== WHAT YOU WILL DO ==
Extract all lines that hold "masuk" from the records below.
· · · · ·
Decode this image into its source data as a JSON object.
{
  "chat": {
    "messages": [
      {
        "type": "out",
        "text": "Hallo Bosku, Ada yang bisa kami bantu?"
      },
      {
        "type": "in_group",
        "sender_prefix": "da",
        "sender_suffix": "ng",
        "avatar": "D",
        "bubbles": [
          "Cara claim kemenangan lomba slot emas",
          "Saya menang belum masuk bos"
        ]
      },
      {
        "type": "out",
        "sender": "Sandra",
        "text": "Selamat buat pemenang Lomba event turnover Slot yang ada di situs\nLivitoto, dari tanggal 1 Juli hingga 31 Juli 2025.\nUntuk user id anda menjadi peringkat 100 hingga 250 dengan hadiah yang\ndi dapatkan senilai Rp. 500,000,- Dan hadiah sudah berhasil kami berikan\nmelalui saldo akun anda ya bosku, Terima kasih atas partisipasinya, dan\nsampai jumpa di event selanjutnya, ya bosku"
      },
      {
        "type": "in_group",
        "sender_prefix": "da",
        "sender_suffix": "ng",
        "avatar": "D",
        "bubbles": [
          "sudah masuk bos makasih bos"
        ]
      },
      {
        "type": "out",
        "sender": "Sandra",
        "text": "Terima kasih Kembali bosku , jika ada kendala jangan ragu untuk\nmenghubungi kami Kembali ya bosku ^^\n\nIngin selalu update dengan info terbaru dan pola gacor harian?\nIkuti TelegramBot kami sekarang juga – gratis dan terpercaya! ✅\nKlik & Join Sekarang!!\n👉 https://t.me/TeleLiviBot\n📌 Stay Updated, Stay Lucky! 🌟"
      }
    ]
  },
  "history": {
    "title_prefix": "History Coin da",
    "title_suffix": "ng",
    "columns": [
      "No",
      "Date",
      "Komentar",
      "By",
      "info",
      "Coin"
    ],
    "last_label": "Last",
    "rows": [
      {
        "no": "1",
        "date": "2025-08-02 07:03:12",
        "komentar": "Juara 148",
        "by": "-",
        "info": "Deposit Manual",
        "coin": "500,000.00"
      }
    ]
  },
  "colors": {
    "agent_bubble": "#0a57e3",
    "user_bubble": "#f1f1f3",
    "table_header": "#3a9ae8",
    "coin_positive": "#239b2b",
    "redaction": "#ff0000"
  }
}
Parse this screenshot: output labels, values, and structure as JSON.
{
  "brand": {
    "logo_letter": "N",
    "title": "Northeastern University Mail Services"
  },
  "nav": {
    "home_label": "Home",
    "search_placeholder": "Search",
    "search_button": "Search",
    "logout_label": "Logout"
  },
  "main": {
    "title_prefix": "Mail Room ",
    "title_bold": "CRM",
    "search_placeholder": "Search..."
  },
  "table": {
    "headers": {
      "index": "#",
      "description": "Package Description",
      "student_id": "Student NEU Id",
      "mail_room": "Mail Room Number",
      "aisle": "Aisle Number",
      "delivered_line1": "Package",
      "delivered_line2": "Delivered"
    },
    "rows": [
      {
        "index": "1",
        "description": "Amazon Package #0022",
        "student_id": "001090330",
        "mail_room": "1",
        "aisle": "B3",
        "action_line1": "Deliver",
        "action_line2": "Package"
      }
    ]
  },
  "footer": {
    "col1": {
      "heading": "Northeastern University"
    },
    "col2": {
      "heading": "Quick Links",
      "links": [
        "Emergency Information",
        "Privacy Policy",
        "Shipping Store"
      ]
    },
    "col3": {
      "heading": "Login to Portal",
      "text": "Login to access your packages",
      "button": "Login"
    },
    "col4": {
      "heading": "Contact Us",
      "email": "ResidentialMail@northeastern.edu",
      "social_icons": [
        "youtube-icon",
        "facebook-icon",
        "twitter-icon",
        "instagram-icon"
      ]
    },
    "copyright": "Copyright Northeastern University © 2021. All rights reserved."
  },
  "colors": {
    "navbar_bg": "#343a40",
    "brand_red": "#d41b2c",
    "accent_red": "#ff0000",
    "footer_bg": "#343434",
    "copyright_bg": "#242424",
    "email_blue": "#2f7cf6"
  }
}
· · · · ·
== WRITTEN RESPONSE ==
          "Saya menang belum masuk bos"
          "sudah masuk bos makasih bos"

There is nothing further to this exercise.